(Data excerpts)

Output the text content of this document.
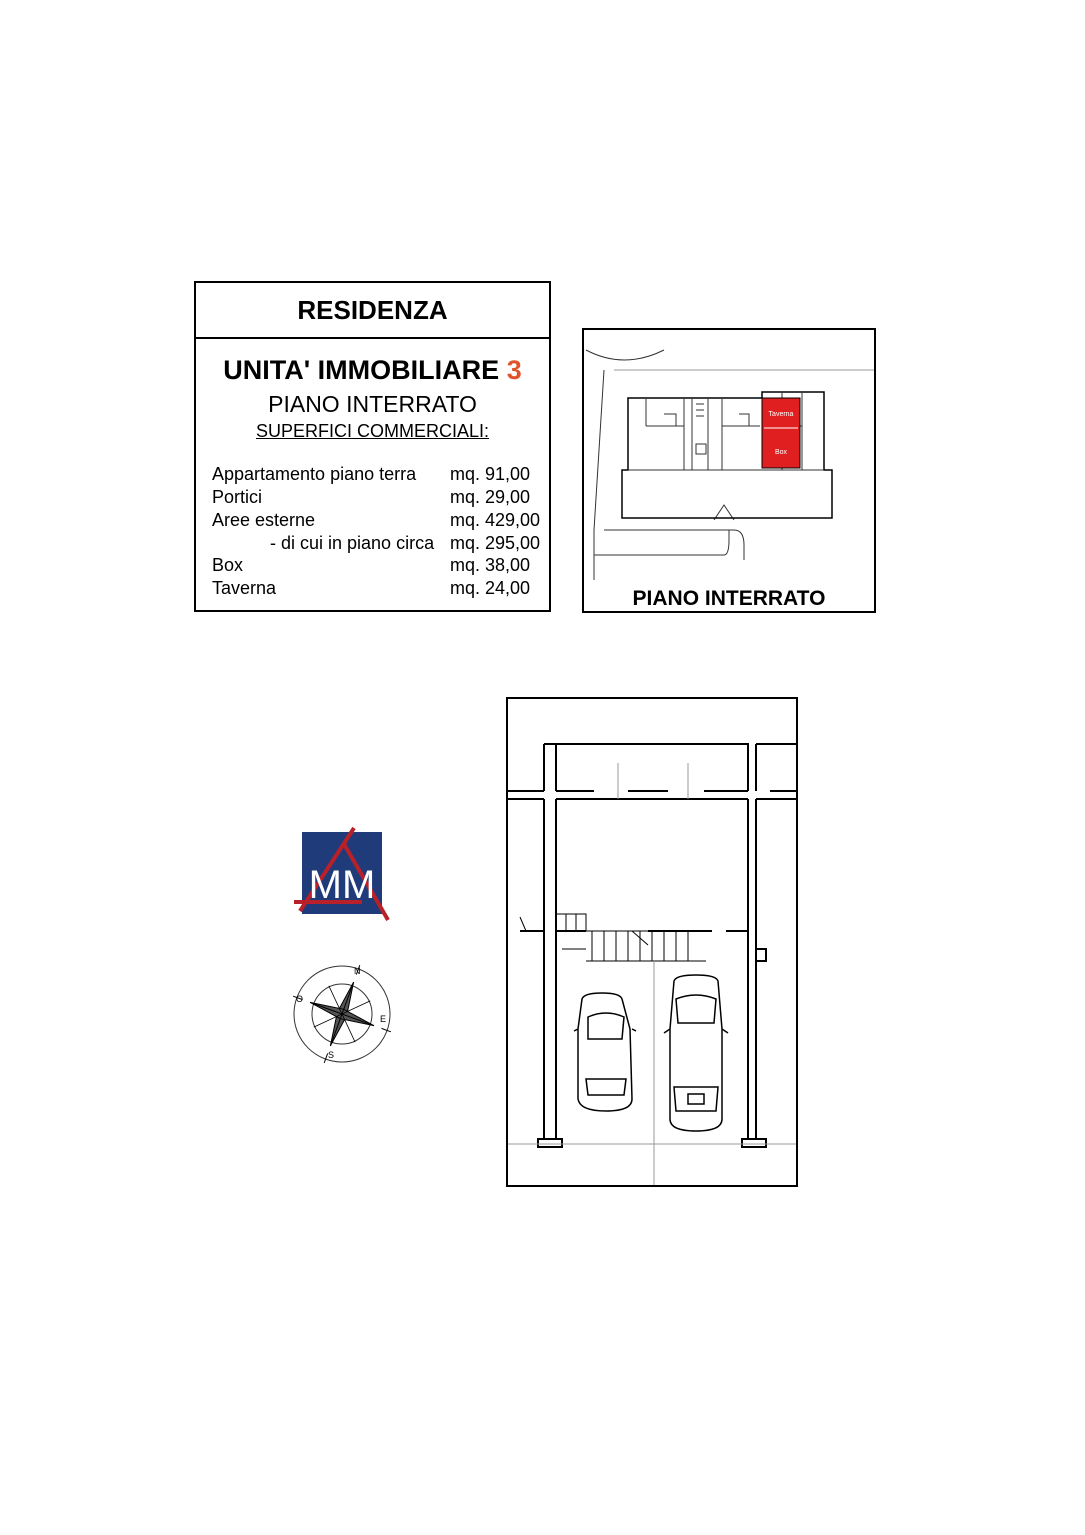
RESIDENZA
UNITA' IMMOBILIARE 3
PIANO INTERRATO
SUPERFICI COMMERCIALI:
Appartamento piano terra mq. 91,00
Portici	mq. 29,00
Aree esterne	mq. 429,00
- di cui in piano circa mq. 295,00
Box	mq. 38,00
Taverna	mq. 24,00
Taverna
Box
PIANO INTERRATO
MM
N
E
S
O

■ **The exercise**
Write the lines above out again exactly, without any of their pictures.

■ **Response to this exercise**
Output the text content of this document.
RESIDENZA
UNITA' IMMOBILIARE 3
PIANO INTERRATO
SUPERFICI COMMERCIALI:
Appartamento piano terra mq. 91,00
Portici	mq. 29,00
Aree esterne	mq. 429,00
- di cui in piano circa mq. 295,00
Box	mq. 38,00
Taverna	mq. 24,00
Taverna
Box
PIANO INTERRATO
MM
N
E
S
O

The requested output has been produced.